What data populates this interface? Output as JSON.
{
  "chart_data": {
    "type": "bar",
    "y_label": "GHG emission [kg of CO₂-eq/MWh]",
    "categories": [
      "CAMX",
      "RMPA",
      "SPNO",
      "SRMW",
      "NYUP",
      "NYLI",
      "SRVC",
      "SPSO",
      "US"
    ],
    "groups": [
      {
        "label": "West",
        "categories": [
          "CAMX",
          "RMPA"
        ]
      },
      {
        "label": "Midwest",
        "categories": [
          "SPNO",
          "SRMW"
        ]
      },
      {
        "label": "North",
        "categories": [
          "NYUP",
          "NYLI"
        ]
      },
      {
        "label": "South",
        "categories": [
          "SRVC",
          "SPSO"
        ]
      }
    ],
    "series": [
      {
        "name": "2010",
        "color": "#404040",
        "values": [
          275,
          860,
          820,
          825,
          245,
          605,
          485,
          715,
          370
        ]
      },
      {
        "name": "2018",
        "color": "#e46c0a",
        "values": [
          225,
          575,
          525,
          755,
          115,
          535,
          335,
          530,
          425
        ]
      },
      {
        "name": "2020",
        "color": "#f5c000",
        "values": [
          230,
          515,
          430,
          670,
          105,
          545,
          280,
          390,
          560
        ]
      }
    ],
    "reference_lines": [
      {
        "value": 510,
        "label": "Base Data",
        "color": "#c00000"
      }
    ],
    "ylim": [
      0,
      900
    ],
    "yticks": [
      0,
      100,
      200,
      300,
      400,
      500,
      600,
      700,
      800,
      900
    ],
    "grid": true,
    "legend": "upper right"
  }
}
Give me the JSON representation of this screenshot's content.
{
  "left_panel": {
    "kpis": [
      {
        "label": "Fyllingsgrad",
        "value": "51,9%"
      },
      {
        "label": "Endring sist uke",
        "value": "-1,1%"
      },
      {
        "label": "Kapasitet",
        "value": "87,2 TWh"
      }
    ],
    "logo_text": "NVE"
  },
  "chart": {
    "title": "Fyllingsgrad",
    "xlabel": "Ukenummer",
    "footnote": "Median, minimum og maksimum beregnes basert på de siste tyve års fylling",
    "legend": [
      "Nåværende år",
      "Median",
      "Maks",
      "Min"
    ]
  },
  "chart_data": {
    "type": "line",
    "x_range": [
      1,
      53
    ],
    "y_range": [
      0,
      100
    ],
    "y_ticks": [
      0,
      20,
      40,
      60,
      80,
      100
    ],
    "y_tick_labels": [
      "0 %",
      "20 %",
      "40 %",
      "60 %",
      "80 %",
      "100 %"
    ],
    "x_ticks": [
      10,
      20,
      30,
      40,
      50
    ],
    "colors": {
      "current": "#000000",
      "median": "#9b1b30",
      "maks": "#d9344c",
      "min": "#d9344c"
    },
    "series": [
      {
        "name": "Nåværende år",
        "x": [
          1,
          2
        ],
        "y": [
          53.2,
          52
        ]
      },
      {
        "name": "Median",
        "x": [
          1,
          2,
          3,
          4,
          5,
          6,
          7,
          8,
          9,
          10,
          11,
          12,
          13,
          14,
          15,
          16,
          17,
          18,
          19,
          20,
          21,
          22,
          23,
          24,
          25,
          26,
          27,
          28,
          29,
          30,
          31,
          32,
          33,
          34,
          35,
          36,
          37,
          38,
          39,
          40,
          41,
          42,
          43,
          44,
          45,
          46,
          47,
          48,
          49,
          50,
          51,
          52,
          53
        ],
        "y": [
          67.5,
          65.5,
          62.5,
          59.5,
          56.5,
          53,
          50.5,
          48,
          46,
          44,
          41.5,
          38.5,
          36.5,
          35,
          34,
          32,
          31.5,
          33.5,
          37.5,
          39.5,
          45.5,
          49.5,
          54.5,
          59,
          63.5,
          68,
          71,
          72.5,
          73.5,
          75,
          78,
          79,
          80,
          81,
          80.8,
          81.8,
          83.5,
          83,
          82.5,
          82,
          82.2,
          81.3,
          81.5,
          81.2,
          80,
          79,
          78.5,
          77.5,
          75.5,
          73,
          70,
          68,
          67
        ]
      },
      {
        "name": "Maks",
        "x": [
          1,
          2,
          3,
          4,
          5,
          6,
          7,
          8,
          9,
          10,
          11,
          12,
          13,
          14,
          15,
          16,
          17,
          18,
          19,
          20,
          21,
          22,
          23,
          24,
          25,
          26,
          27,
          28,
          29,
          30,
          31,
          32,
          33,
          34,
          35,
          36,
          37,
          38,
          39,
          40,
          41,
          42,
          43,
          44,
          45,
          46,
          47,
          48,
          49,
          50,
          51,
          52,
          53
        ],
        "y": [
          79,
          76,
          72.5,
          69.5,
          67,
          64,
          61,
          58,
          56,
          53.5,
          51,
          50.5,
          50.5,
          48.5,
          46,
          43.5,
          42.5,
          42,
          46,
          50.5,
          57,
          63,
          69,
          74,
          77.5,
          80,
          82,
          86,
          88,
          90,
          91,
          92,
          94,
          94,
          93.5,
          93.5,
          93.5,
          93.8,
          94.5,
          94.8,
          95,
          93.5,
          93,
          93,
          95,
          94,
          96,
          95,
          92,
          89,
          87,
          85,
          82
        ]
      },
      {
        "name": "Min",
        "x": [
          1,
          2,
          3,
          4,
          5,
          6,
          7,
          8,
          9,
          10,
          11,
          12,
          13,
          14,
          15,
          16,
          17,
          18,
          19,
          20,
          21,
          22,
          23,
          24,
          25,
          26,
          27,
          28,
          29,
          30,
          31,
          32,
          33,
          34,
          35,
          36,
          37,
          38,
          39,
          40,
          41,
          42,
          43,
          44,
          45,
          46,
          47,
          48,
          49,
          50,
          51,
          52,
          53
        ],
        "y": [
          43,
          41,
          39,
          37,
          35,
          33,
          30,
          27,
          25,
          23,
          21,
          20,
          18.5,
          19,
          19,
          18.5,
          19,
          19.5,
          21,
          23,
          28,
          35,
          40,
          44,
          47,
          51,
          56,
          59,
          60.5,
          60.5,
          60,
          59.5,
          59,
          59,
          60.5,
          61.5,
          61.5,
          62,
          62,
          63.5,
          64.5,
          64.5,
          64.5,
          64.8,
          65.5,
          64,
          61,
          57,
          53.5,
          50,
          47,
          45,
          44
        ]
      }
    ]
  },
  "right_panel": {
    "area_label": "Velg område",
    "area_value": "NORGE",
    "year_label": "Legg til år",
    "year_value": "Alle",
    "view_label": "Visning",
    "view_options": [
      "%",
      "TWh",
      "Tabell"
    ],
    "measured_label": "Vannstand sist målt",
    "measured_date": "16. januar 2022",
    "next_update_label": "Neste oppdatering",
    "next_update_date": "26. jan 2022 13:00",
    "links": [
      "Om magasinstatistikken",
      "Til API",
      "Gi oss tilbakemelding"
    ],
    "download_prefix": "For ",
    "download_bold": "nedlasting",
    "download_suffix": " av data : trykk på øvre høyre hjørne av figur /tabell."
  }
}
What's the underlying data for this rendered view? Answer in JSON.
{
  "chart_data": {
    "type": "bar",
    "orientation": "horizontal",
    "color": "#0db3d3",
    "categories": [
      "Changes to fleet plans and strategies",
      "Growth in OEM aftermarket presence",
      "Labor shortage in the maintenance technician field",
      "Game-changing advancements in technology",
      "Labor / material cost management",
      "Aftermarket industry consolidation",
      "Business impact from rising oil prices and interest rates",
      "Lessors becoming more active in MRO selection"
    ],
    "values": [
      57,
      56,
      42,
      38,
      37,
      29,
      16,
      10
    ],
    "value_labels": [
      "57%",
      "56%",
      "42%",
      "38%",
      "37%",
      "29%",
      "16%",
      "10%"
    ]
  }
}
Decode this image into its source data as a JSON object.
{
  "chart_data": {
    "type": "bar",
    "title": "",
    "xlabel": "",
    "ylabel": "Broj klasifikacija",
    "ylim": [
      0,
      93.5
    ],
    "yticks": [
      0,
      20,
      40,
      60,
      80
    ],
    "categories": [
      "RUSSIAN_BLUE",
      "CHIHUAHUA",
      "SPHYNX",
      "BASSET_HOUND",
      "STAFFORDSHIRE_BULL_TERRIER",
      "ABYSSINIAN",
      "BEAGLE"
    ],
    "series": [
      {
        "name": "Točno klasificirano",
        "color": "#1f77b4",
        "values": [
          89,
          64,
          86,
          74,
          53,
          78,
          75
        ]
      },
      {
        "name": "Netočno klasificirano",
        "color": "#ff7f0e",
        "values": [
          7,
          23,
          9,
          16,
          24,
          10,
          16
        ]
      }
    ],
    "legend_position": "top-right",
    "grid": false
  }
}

_ _ _

▸ Aim:
Scan the data above; copy every line where "Fyllingsgrad" appears.

▸ Expected answer:
        "label": "Fyllingsgrad",
    "title": "Fyllingsgrad",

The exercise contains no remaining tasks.